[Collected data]
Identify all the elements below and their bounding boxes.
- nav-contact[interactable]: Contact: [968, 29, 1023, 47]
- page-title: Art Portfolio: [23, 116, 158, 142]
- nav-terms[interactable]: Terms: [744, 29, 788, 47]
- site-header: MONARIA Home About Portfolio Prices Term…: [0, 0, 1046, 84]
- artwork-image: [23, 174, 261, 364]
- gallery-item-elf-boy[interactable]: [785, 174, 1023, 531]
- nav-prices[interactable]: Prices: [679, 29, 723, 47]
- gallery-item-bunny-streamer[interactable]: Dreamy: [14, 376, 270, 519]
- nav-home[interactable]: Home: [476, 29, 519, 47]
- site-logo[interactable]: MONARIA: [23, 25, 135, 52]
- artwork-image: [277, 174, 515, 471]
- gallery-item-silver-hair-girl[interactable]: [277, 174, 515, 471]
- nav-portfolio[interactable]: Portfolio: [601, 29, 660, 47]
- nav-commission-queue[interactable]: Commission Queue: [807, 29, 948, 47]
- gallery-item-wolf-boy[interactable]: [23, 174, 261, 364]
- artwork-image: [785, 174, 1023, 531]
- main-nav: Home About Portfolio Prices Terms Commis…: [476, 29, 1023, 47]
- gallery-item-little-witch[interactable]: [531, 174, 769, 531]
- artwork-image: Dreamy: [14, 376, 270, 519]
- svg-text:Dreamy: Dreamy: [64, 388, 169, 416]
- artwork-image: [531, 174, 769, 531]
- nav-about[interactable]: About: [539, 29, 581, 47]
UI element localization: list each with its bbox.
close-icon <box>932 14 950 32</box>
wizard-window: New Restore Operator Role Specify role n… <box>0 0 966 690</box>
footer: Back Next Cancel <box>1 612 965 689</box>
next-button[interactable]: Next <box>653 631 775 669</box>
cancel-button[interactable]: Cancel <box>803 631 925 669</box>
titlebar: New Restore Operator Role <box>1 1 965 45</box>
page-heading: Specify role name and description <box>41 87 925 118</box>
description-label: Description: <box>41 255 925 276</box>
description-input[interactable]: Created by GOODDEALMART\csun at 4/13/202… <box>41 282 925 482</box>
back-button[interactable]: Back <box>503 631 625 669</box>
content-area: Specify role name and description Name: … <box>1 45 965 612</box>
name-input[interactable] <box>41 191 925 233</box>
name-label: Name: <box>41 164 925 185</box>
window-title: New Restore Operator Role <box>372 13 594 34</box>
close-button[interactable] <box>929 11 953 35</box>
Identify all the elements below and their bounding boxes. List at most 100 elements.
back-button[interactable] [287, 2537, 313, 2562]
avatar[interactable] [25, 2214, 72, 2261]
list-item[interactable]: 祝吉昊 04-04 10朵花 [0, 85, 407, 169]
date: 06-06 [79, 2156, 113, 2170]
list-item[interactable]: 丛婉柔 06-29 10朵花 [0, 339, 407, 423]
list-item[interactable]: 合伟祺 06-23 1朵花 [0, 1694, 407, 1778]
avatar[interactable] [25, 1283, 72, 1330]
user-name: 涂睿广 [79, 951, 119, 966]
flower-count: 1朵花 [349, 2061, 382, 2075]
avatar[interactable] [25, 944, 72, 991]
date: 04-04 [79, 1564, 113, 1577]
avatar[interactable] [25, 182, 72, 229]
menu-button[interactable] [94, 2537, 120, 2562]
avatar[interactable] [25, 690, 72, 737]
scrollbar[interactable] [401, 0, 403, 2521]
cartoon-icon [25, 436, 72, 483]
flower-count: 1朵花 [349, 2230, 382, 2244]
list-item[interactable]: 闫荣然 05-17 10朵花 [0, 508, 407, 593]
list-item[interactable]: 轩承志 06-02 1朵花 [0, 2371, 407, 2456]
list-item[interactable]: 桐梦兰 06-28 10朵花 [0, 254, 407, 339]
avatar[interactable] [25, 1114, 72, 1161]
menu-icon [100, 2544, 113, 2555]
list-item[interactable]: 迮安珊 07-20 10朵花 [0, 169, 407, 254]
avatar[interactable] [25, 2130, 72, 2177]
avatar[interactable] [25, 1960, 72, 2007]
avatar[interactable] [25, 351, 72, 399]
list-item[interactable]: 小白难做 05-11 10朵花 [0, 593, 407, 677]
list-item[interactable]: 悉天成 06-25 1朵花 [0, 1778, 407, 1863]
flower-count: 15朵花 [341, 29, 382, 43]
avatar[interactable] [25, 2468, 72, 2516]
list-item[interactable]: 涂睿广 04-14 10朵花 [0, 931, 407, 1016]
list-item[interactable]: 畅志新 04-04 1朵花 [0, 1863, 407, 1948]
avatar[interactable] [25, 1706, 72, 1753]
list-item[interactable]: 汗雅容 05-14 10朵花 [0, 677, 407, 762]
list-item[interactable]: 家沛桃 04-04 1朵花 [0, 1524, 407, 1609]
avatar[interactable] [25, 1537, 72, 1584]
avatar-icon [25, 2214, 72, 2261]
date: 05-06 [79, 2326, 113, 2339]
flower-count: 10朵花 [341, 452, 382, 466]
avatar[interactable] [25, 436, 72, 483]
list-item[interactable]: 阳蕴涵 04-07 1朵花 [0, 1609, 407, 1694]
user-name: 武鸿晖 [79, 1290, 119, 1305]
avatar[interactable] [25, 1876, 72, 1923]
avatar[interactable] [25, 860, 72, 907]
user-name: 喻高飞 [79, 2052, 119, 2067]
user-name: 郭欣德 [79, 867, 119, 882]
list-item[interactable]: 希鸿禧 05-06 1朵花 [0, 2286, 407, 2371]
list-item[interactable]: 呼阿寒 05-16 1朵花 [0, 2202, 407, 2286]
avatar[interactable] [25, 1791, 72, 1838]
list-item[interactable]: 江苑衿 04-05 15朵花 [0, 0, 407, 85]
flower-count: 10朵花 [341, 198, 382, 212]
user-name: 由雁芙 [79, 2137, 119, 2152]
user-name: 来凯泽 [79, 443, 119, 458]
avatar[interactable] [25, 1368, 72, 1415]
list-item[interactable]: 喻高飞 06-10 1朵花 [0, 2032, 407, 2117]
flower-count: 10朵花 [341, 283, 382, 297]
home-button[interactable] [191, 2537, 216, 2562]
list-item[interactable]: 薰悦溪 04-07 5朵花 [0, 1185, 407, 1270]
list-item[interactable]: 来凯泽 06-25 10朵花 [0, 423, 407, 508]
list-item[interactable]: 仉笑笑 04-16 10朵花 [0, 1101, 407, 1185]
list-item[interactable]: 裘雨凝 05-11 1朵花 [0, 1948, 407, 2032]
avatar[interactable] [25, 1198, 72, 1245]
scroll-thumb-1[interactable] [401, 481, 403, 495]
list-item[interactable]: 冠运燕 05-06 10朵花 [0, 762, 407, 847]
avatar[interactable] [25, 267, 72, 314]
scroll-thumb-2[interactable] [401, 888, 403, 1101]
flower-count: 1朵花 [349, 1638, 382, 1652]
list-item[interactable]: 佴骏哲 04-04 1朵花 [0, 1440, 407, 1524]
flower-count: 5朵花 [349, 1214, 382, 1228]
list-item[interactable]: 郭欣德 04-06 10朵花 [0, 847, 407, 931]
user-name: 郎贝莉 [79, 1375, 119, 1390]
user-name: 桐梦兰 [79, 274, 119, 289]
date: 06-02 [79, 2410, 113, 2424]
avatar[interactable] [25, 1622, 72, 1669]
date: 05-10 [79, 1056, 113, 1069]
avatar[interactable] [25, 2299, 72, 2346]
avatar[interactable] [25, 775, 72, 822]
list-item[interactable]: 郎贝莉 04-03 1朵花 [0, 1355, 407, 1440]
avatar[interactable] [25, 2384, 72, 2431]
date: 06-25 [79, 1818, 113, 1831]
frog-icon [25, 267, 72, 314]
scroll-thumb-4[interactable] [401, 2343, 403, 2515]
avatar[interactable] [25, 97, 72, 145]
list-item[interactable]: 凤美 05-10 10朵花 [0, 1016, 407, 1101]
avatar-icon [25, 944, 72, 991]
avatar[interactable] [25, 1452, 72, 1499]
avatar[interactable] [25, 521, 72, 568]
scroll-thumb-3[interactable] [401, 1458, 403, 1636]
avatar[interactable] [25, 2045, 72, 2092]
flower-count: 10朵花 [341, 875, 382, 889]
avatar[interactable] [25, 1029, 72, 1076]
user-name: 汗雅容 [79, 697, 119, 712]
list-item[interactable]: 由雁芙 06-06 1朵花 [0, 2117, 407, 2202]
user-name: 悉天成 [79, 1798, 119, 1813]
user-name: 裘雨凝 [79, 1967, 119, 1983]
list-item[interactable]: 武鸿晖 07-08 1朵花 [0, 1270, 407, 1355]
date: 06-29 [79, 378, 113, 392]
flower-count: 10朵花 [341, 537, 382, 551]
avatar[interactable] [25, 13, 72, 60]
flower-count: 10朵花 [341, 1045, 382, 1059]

→ **WRITTEN TASK**: Please rewrite the material above as a Markdown table with the columns Row and Material line, starting at its first line and ending at the line containing "- nav-home[interactable]: Home: [476, 29, 519, 47]". Leave out any blank lines.

→ **PROBLEM SOLUTION**:
| Row | Material line |
|---|---|
| 1 | Identify all the elements below and their bounding boxes. |
| 2 | - nav-contact[interactable]: Contact: [968, 29, 1023, 47] |
| 3 | - page-title: Art Portfolio: [23, 116, 158, 142] |
| 4 | - nav-terms[interactable]: Terms: [744, 29, 788, 47] |
| 5 | - site-header: MONARIA Home About Portfolio Prices Term…: [0, 0, 1046, 84] |
| 6 | - artwork-image: [23, 174, 261, 364] |
| 7 | - gallery-item-elf-boy[interactable]: [785, 174, 1023, 531] |
| 8 | - nav-prices[interactable]: Prices: [679, 29, 723, 47] |
| 9 | - gallery-item-bunny-streamer[interactable]: Dreamy: [14, 376, 270, 519] |
| 10 | - nav-home[interactable]: Home: [476, 29, 519, 47] |